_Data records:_
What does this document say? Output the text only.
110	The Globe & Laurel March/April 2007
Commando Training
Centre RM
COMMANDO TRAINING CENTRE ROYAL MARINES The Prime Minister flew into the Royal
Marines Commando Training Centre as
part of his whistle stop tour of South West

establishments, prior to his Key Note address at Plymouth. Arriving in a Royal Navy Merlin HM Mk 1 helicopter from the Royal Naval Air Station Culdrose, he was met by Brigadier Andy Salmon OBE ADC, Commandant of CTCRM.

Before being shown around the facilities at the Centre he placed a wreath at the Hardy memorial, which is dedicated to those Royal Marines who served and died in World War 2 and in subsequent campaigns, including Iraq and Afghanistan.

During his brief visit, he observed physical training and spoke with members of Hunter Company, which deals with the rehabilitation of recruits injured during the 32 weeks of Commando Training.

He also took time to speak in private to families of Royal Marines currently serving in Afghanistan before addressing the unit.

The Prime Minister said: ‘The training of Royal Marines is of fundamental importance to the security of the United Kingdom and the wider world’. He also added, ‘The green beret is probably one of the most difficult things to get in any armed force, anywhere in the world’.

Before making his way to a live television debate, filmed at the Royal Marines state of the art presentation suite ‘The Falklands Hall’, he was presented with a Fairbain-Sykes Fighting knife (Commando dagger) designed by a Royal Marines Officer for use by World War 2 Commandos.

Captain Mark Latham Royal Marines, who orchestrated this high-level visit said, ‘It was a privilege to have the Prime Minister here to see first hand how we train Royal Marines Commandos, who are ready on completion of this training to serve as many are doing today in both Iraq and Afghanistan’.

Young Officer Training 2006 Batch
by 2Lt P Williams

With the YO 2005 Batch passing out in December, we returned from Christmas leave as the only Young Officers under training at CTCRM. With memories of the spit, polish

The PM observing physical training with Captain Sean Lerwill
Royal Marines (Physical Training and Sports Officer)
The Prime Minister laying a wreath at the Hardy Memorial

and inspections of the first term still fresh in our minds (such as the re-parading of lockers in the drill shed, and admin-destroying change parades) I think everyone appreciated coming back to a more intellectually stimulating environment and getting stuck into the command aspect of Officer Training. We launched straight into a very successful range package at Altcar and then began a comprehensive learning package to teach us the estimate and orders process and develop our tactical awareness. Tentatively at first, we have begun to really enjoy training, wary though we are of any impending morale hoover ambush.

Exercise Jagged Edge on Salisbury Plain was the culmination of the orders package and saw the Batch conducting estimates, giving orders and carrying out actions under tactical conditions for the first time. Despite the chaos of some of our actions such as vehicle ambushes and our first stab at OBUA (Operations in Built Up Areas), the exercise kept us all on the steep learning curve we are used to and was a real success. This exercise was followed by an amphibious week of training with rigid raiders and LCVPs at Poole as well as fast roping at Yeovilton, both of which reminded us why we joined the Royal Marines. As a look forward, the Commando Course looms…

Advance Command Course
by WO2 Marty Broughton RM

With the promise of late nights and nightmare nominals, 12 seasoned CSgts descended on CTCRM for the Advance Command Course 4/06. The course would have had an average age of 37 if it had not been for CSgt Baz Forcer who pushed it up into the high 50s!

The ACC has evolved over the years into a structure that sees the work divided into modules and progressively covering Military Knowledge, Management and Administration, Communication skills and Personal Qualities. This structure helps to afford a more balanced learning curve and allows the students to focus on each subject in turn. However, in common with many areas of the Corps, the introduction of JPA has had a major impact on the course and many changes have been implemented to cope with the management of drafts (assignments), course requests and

...

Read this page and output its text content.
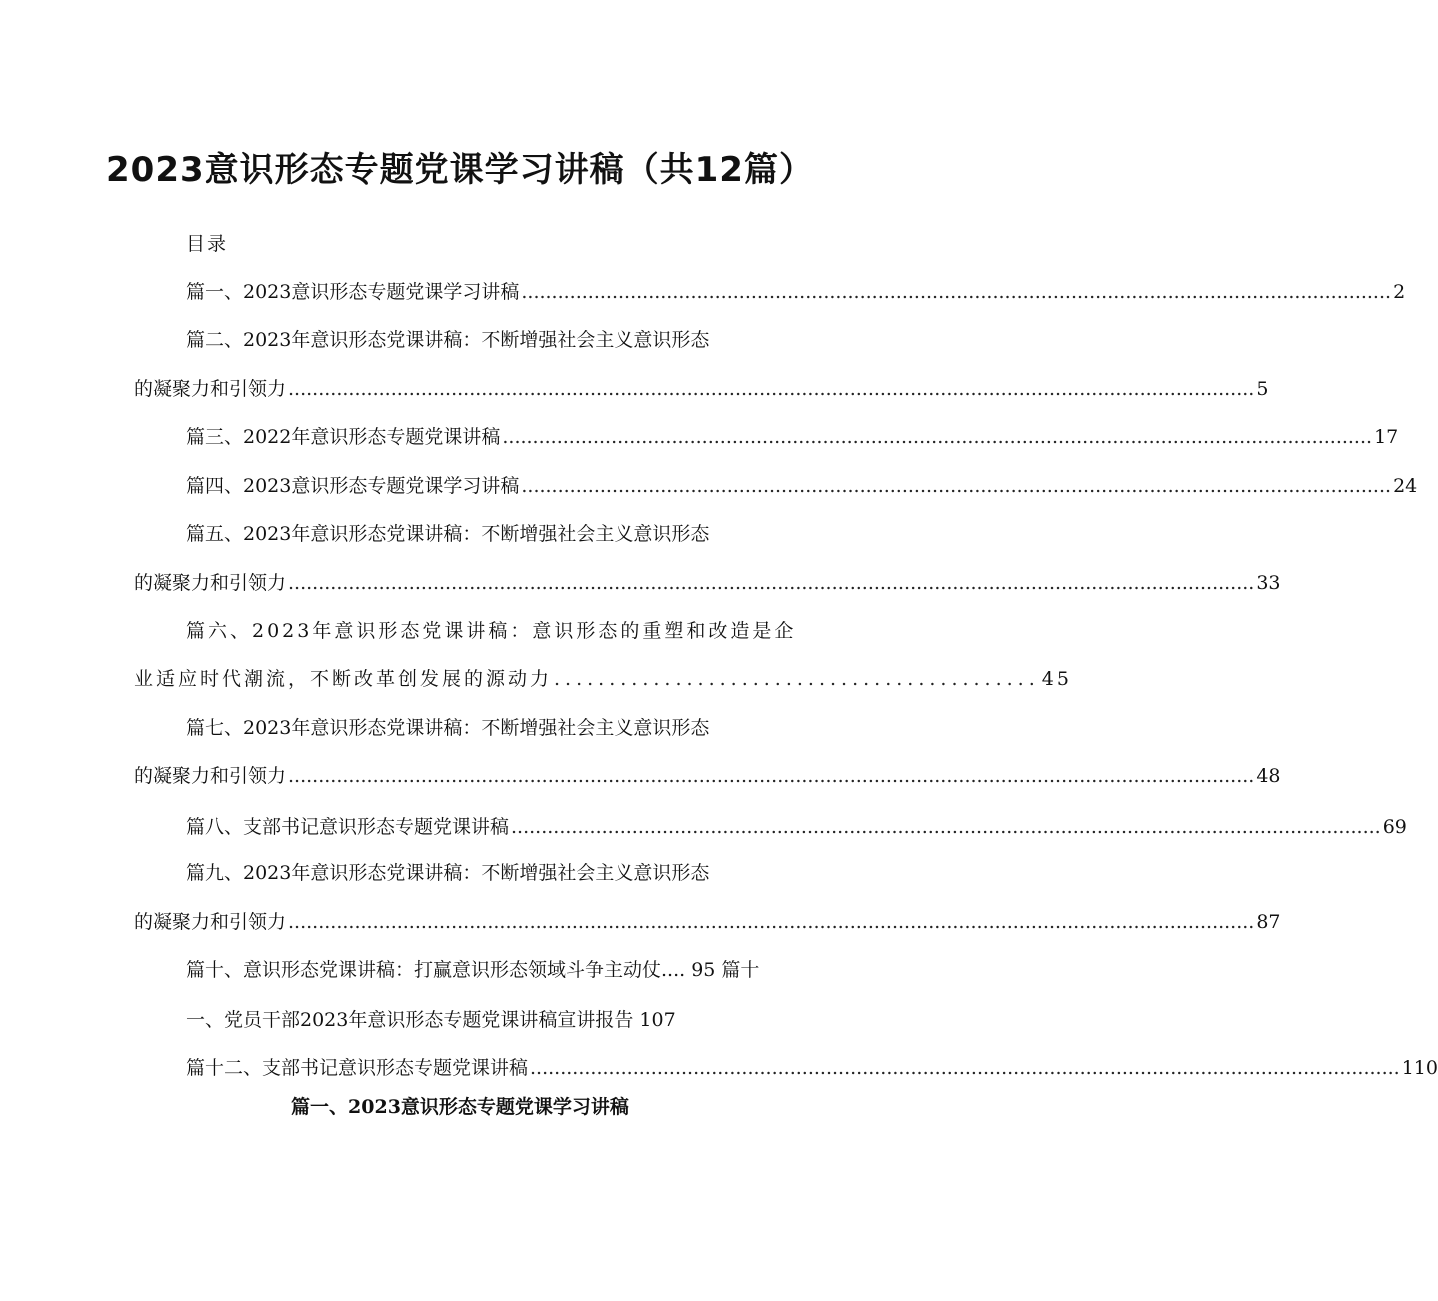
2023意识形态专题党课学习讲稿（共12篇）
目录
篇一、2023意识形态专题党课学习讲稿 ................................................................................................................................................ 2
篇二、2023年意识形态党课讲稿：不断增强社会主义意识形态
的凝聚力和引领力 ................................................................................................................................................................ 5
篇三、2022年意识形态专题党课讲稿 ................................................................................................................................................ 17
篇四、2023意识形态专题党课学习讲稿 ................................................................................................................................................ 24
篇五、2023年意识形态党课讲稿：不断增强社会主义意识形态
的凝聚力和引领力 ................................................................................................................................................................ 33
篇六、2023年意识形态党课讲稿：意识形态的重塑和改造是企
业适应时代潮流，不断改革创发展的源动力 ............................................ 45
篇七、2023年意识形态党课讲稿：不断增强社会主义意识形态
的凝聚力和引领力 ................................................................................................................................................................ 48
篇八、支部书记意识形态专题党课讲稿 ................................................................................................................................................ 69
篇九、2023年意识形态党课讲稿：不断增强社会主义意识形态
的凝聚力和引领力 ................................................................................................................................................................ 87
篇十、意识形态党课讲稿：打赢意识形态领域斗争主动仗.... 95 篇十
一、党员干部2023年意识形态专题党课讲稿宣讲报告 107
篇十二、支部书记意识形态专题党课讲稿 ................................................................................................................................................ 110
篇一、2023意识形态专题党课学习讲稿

_SHORT TASK:_
Show the lines where the word "不断增强社会主义意识形态" appears in the entries.

_RESPONSE:_
篇二、2023年意识形态党课讲稿：不断增强社会主义意识形态
篇五、2023年意识形态党课讲稿：不断增强社会主义意识形态
篇七、2023年意识形态党课讲稿：不断增强社会主义意识形态
篇九、2023年意识形态党课讲稿：不断增强社会主义意识形态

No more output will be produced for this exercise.